## start

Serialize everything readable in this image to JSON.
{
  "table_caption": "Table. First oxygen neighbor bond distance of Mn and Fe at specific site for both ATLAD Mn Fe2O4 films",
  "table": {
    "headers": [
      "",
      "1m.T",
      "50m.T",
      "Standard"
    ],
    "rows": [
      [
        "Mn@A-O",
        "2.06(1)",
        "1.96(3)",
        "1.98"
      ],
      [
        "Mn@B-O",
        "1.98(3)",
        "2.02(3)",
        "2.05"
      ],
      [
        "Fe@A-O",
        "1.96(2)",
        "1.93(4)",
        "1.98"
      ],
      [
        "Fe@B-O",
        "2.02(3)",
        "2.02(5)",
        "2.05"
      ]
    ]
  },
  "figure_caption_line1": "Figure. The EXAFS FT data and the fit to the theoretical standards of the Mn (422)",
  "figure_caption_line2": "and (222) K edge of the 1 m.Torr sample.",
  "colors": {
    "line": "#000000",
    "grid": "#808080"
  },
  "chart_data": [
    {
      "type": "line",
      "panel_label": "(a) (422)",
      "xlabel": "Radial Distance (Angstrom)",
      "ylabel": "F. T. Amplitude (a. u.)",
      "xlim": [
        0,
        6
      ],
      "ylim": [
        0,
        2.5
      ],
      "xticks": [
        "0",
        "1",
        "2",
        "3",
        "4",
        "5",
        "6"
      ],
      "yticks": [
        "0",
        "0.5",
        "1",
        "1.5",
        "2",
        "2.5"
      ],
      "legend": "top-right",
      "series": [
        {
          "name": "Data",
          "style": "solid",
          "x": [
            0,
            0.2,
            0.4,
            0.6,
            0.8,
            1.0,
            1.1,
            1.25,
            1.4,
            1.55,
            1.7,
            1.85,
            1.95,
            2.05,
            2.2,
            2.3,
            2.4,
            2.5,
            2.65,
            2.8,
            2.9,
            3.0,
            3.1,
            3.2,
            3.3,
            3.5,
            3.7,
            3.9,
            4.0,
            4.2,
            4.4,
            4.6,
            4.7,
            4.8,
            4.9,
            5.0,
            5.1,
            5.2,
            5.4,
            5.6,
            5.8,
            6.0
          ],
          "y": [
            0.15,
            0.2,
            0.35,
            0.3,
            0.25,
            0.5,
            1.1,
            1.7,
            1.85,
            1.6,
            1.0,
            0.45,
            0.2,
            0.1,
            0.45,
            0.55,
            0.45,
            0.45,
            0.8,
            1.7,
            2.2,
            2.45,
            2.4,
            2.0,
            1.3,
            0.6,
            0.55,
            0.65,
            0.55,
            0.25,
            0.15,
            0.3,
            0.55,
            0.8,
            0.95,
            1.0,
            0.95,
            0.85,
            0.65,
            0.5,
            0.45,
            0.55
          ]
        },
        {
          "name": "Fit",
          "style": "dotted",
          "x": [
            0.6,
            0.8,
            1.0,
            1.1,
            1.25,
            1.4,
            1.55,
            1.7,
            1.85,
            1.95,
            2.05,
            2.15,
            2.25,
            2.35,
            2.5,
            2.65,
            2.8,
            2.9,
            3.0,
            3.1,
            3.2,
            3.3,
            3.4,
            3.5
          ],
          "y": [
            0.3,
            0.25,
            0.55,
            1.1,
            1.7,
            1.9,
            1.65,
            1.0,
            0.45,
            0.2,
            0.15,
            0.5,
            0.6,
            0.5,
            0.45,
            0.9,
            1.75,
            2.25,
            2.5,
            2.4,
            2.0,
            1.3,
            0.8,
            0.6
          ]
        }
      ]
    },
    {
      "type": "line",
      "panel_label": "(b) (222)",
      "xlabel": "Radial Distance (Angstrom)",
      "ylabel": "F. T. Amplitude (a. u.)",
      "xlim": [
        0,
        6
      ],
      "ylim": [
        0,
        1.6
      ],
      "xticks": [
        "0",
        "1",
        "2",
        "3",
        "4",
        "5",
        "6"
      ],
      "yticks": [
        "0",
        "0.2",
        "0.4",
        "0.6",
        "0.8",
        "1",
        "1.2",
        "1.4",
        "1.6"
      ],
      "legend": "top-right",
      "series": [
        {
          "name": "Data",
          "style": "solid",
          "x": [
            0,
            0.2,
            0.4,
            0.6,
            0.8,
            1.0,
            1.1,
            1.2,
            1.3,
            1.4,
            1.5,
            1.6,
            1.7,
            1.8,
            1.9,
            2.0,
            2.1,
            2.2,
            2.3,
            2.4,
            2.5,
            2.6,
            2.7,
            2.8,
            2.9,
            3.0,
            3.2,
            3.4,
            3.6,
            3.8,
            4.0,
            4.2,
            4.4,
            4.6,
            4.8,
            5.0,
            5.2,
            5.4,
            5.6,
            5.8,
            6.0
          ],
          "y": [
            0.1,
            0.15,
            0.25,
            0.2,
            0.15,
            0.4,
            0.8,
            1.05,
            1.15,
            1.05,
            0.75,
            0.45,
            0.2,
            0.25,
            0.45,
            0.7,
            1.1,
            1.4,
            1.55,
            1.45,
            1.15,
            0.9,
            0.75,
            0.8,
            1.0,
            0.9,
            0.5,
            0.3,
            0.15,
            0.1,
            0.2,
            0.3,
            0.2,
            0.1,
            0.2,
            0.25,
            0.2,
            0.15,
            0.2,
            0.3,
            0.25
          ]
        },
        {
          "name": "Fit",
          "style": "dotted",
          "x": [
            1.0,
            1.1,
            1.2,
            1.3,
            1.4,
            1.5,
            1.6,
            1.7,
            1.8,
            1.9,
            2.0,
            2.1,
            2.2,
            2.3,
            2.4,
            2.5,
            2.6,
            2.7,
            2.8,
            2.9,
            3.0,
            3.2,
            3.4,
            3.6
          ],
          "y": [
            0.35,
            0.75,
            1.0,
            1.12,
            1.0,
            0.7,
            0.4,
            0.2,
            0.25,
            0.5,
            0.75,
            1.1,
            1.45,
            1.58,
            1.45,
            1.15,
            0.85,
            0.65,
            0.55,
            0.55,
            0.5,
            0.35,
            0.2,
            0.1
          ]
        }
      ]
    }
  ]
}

## end

■ Task statement ■
Reproduce the data in full, exactly as presented.

■ Output of the task ■
Serialize everything readable in this image to JSON.
{
  "table_caption": "Table. First oxygen neighbor bond distance of Mn and Fe at specific site for both ATLAD Mn Fe2O4 films",
  "table": {
    "headers": [
      "",
      "1m.T",
      "50m.T",
      "Standard"
    ],
    "rows": [
      [
        "Mn@A-O",
        "2.06(1)",
        "1.96(3)",
        "1.98"
      ],
      [
        "Mn@B-O",
        "1.98(3)",
        "2.02(3)",
        "2.05"
      ],
      [
        "Fe@A-O",
        "1.96(2)",
        "1.93(4)",
        "1.98"
      ],
      [
        "Fe@B-O",
        "2.02(3)",
        "2.02(5)",
        "2.05"
      ]
    ]
  },
  "figure_caption_line1": "Figure. The EXAFS FT data and the fit to the theoretical standards of the Mn (422)",
  "figure_caption_line2": "and (222) K edge of the 1 m.Torr sample.",
  "colors": {
    "line": "#000000",
    "grid": "#808080"
  },
  "chart_data": [
    {
      "type": "line",
      "panel_label": "(a) (422)",
      "xlabel": "Radial Distance (Angstrom)",
      "ylabel": "F. T. Amplitude (a. u.)",
      "xlim": [
        0,
        6
      ],
      "ylim": [
        0,
        2.5
      ],
      "xticks": [
        "0",
        "1",
        "2",
        "3",
        "4",
        "5",
        "6"
      ],
      "yticks": [
        "0",
        "0.5",
        "1",
        "1.5",
        "2",
        "2.5"
      ],
      "legend": "top-right",
      "series": [
        {
          "name": "Data",
          "style": "solid",
          "x": [
            0,
            0.2,
            0.4,
            0.6,
            0.8,
            1.0,
            1.1,
            1.25,
            1.4,
            1.55,
            1.7,
            1.85,
            1.95,
            2.05,
            2.2,
            2.3,
            2.4,
            2.5,
            2.65,
            2.8,
            2.9,
            3.0,
            3.1,
            3.2,
            3.3,
            3.5,
            3.7,
            3.9,
            4.0,
            4.2,
            4.4,
            4.6,
            4.7,
            4.8,
            4.9,
            5.0,
            5.1,
            5.2,
            5.4,
            5.6,
            5.8,
            6.0
          ],
          "y": [
            0.15,
            0.2,
            0.35,
            0.3,
            0.25,
            0.5,
            1.1,
            1.7,
            1.85,
            1.6,
            1.0,
            0.45,
            0.2,
            0.1,
            0.45,
            0.55,
            0.45,
            0.45,
            0.8,
            1.7,
            2.2,
            2.45,
            2.4,
            2.0,
            1.3,
            0.6,
            0.55,
            0.65,
            0.55,
            0.25,
            0.15,
            0.3,
            0.55,
            0.8,
            0.95,
            1.0,
            0.95,
            0.85,
            0.65,
            0.5,
            0.45,
            0.55
          ]
        },
        {
          "name": "Fit",
          "style": "dotted",
          "x": [
            0.6,
            0.8,
            1.0,
            1.1,
            1.25,
            1.4,
            1.55,
            1.7,
            1.85,
            1.95,
            2.05,
            2.15,
            2.25,
            2.35,
            2.5,
            2.65,
            2.8,
            2.9,
            3.0,
            3.1,
            3.2,
            3.3,
            3.4,
            3.5
          ],
          "y": [
            0.3,
            0.25,
            0.55,
            1.1,
            1.7,
            1.9,
            1.65,
            1.0,
            0.45,
            0.2,
            0.15,
            0.5,
            0.6,
            0.5,
            0.45,
            0.9,
            1.75,
            2.25,
            2.5,
            2.4,
            2.0,
            1.3,
            0.8,
            0.6
          ]
        }
      ]
    },
    {
      "type": "line",
      "panel_label": "(b) (222)",
      "xlabel": "Radial Distance (Angstrom)",
      "ylabel": "F. T. Amplitude (a. u.)",
      "xlim": [
        0,
        6
      ],
      "ylim": [
        0,
        1.6
      ],
      "xticks": [
        "0",
        "1",
        "2",
        "3",
        "4",
        "5",
        "6"
      ],
      "yticks": [
        "0",
        "0.2",
        "0.4",
        "0.6",
        "0.8",
        "1",
        "1.2",
        "1.4",
        "1.6"
      ],
      "legend": "top-right",
      "series": [
        {
          "name": "Data",
          "style": "solid",
          "x": [
            0,
            0.2,
            0.4,
            0.6,
            0.8,
            1.0,
            1.1,
            1.2,
            1.3,
            1.4,
            1.5,
            1.6,
            1.7,
            1.8,
            1.9,
            2.0,
            2.1,
            2.2,
            2.3,
            2.4,
            2.5,
            2.6,
            2.7,
            2.8,
            2.9,
            3.0,
            3.2,
            3.4,
            3.6,
            3.8,
            4.0,
            4.2,
            4.4,
            4.6,
            4.8,
            5.0,
            5.2,
            5.4,
            5.6,
            5.8,
            6.0
          ],
          "y": [
            0.1,
            0.15,
            0.25,
            0.2,
            0.15,
            0.4,
            0.8,
            1.05,
            1.15,
            1.05,
            0.75,
            0.45,
            0.2,
            0.25,
            0.45,
            0.7,
            1.1,
            1.4,
            1.55,
            1.45,
            1.15,
            0.9,
            0.75,
            0.8,
            1.0,
            0.9,
            0.5,
            0.3,
            0.15,
            0.1,
            0.2,
            0.3,
            0.2,
            0.1,
            0.2,
            0.25,
            0.2,
            0.15,
            0.2,
            0.3,
            0.25
          ]
        },
        {
          "name": "Fit",
          "style": "dotted",
          "x": [
            1.0,
            1.1,
            1.2,
            1.3,
            1.4,
            1.5,
            1.6,
            1.7,
            1.8,
            1.9,
            2.0,
            2.1,
            2.2,
            2.3,
            2.4,
            2.5,
            2.6,
            2.7,
            2.8,
            2.9,
            3.0,
            3.2,
            3.4,
            3.6
          ],
          "y": [
            0.35,
            0.75,
            1.0,
            1.12,
            1.0,
            0.7,
            0.4,
            0.2,
            0.25,
            0.5,
            0.75,
            1.1,
            1.45,
            1.58,
            1.45,
            1.15,
            0.85,
            0.65,
            0.55,
            0.55,
            0.5,
            0.35,
            0.2,
            0.1
          ]
        }
      ]
    }
  ]
}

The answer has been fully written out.